THE TASK: Print the records below word for word, but leave out the pictures.

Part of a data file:

^^^^^^^^

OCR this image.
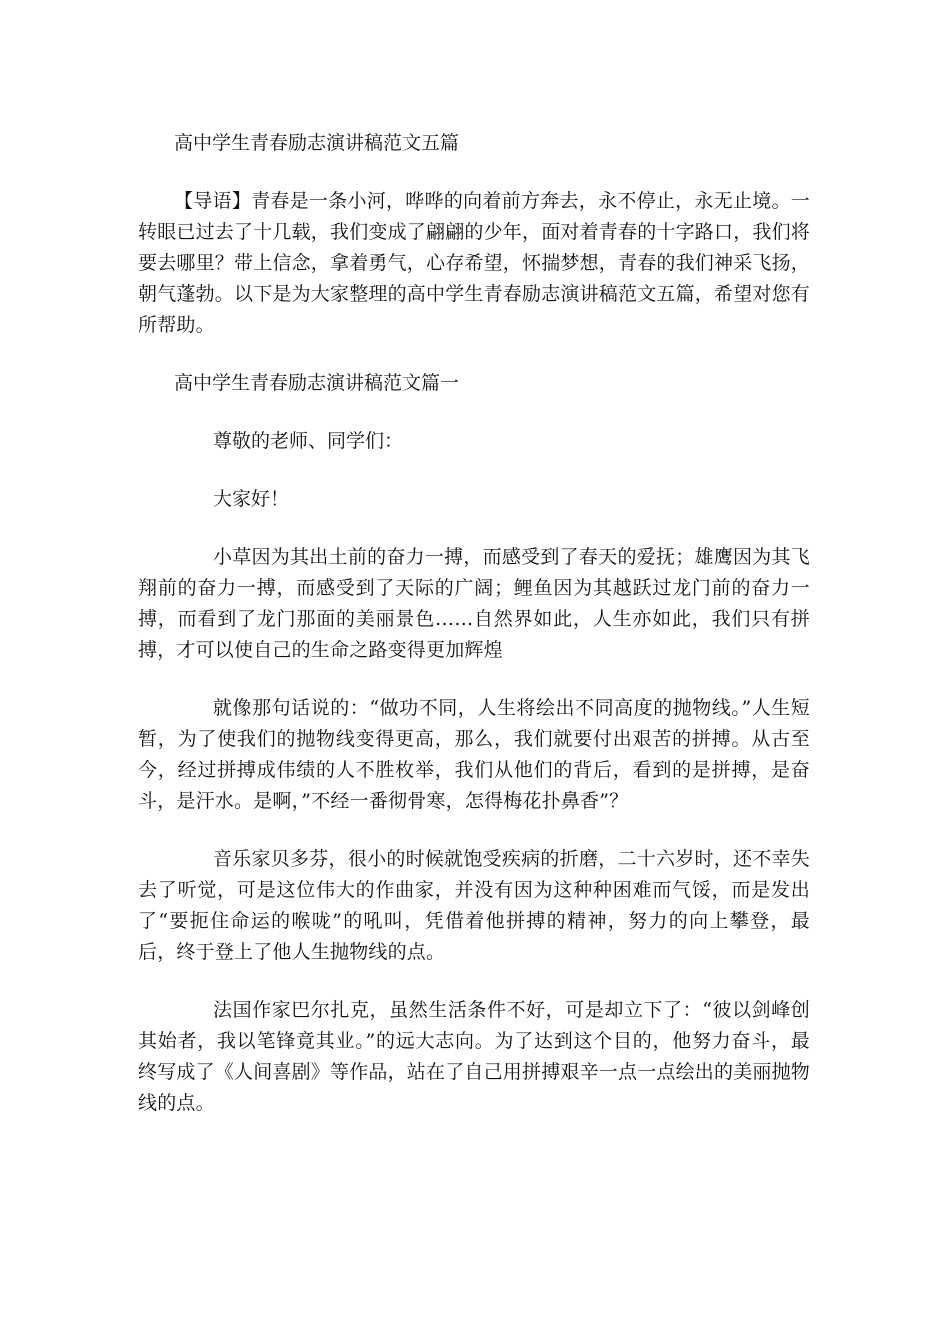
高中学生青春励志演讲稿范文五篇

【导语】青春是一条小河，哗哗的向着前方奔去，永不停止，永无止境。一转眼已过去了十几载，我们变成了翩翩的少年，面对着青春的十字路口，我们将要去哪里？带上信念，拿着勇气，心存希望，怀揣梦想，青春的我们神采飞扬，朝气蓬勃。以下是为大家整理的高中学生青春励志演讲稿范文五篇，希望对您有所帮助。

高中学生青春励志演讲稿范文篇一
尊敬的老师、同学们：
大家好！

小草因为其出土前的奋力一搏，而感受到了春天的爱抚；雄鹰因为其飞翔前的奋力一搏，而感受到了天际的广阔；鲤鱼因为其越跃过龙门前的奋力一搏，而看到了龙门那面的美丽景色……自然界如此，人生亦如此，我们只有拼搏，才可以使自己的生命之路变得更加辉煌

就像那句话说的：“做功不同，人生将绘出不同高度的抛物线。”人生短暂，为了使我们的抛物线变得更高，那么，我们就要付出艰苦的拼搏。从古至今，经过拼搏成伟绩的人不胜枚举，我们从他们的背后，看到的是拼搏，是奋斗，是汗水。是啊，”不经一番彻骨寒，怎得梅花扑鼻香”？

音乐家贝多芬，很小的时候就饱受疾病的折磨，二十六岁时，还不幸失去了听觉，可是这位伟大的作曲家，并没有因为这种种困难而气馁，而是发出了“要扼住命运的喉咙”的吼叫，凭借着他拼搏的精神，努力的向上攀登，最后，终于登上了他人生抛物线的点。

法国作家巴尔扎克，虽然生活条件不好，可是却立下了：“彼以剑峰创其始者，我以笔锋竟其业。”的远大志向。为了达到这个目的，他努力奋斗，最终写成了《人间喜剧》等作品，站在了自己用拼搏艰辛一点一点绘出的美丽抛物线的点。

^^^^^^^^

EXPECTED OUTPUT:
OCR this image.
高中学生青春励志演讲稿范文五篇

【导语】青春是一条小河，哗哗的向着前方奔去，永不停止，永无止境。一转眼已过去了十几载，我们变成了翩翩的少年，面对着青春的十字路口，我们将要去哪里？带上信念，拿着勇气，心存希望，怀揣梦想，青春的我们神采飞扬，朝气蓬勃。以下是为大家整理的高中学生青春励志演讲稿范文五篇，希望对您有所帮助。

高中学生青春励志演讲稿范文篇一
尊敬的老师、同学们：
大家好！

小草因为其出土前的奋力一搏，而感受到了春天的爱抚；雄鹰因为其飞翔前的奋力一搏，而感受到了天际的广阔；鲤鱼因为其越跃过龙门前的奋力一搏，而看到了龙门那面的美丽景色……自然界如此，人生亦如此，我们只有拼搏，才可以使自己的生命之路变得更加辉煌

就像那句话说的：“做功不同，人生将绘出不同高度的抛物线。”人生短暂，为了使我们的抛物线变得更高，那么，我们就要付出艰苦的拼搏。从古至今，经过拼搏成伟绩的人不胜枚举，我们从他们的背后，看到的是拼搏，是奋斗，是汗水。是啊，”不经一番彻骨寒，怎得梅花扑鼻香”？

音乐家贝多芬，很小的时候就饱受疾病的折磨，二十六岁时，还不幸失去了听觉，可是这位伟大的作曲家，并没有因为这种种困难而气馁，而是发出了“要扼住命运的喉咙”的吼叫，凭借着他拼搏的精神，努力的向上攀登，最后，终于登上了他人生抛物线的点。

法国作家巴尔扎克，虽然生活条件不好，可是却立下了：“彼以剑峰创其始者，我以笔锋竟其业。”的远大志向。为了达到这个目的，他努力奋斗，最终写成了《人间喜剧》等作品，站在了自己用拼搏艰辛一点一点绘出的美丽抛物线的点。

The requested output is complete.